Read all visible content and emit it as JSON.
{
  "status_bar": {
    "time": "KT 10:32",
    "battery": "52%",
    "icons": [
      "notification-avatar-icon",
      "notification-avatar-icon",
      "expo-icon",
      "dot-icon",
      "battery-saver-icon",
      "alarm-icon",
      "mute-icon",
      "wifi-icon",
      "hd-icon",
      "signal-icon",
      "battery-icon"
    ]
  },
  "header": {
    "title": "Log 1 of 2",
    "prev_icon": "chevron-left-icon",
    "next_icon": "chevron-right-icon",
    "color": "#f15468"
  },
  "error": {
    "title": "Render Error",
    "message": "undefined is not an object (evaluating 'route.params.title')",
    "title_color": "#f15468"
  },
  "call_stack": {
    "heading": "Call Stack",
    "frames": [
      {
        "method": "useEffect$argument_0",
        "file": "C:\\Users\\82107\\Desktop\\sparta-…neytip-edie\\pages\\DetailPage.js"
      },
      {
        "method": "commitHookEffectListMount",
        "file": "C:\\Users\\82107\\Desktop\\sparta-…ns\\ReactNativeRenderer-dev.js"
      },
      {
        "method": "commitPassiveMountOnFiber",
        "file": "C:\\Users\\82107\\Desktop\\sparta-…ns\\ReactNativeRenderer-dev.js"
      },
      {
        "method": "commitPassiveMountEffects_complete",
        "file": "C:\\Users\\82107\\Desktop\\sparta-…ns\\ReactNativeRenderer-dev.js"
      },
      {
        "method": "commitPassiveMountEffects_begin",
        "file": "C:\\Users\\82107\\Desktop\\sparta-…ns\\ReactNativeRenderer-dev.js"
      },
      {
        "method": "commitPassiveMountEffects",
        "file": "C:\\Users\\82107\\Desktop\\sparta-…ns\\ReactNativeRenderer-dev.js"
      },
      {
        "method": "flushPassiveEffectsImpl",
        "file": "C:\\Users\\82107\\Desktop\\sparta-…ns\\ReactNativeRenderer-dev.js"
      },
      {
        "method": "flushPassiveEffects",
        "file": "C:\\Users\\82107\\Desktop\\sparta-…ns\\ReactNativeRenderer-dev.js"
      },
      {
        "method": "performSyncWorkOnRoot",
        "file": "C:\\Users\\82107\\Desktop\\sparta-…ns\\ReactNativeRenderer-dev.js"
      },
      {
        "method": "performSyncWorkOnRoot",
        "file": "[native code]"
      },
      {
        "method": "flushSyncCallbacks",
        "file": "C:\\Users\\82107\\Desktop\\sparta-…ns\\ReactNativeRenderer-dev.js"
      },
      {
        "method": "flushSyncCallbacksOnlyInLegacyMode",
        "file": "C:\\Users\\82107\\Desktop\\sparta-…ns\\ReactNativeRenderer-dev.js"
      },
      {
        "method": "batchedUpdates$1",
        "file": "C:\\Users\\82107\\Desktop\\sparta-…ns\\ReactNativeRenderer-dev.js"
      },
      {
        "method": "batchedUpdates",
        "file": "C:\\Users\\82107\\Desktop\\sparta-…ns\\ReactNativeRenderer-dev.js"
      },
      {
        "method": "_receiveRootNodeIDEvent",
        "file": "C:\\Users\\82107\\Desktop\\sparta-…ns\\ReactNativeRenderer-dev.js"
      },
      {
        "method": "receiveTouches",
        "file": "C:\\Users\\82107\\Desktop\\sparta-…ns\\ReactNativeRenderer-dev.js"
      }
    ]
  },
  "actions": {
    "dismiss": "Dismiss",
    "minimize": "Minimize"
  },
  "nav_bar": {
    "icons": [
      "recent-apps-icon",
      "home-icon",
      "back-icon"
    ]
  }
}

####################

Prompt
Search the records for the word "battery". Copy every line that has it.

Answer in full
    "battery": "52%",
      "battery-saver-icon",
      "battery-icon"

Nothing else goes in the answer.